**Set exercise**
Collect all lines containing the word "Power" from the data.

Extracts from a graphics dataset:
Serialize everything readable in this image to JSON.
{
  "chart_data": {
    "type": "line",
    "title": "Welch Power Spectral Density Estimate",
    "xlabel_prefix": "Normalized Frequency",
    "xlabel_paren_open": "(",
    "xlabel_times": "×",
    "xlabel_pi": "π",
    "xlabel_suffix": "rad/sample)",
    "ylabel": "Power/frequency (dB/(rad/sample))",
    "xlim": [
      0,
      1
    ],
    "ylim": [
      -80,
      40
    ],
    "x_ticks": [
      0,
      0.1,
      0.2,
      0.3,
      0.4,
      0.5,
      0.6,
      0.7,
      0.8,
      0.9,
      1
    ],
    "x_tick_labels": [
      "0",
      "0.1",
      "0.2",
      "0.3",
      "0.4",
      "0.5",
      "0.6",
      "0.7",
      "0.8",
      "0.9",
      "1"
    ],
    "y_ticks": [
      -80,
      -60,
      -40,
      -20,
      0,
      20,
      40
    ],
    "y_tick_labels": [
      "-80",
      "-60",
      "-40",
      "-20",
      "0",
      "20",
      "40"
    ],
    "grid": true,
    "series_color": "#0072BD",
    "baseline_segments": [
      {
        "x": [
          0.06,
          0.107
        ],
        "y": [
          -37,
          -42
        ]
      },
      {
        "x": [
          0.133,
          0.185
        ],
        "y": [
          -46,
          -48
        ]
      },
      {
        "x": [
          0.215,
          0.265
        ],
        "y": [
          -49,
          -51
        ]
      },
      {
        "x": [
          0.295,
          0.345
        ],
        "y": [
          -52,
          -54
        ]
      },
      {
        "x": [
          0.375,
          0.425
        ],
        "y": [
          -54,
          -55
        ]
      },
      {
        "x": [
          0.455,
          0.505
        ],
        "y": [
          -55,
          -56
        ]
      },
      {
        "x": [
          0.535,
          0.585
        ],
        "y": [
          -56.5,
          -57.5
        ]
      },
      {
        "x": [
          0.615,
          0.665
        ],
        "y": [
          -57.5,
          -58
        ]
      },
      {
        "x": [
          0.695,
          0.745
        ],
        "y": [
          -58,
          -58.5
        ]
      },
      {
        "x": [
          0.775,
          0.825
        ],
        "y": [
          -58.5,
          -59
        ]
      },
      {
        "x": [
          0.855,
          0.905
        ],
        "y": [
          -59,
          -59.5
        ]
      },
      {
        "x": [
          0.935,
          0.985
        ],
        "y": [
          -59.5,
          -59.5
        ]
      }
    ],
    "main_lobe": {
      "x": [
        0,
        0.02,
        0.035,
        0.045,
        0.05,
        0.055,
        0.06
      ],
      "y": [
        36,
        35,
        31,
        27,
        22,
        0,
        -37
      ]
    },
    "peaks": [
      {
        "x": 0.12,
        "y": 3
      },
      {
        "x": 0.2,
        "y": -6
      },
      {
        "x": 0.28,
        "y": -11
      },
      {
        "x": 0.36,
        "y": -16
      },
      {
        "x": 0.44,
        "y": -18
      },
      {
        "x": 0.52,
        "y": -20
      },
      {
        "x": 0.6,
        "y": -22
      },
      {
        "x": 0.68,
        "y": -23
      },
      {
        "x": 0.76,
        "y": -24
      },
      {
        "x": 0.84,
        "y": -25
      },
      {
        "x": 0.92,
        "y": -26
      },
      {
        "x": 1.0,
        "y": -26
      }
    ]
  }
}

**Result of the exercise**
    "title": "Welch Power Spectral Density Estimate",
    "ylabel": "Power/frequency (dB/(rad/sample))",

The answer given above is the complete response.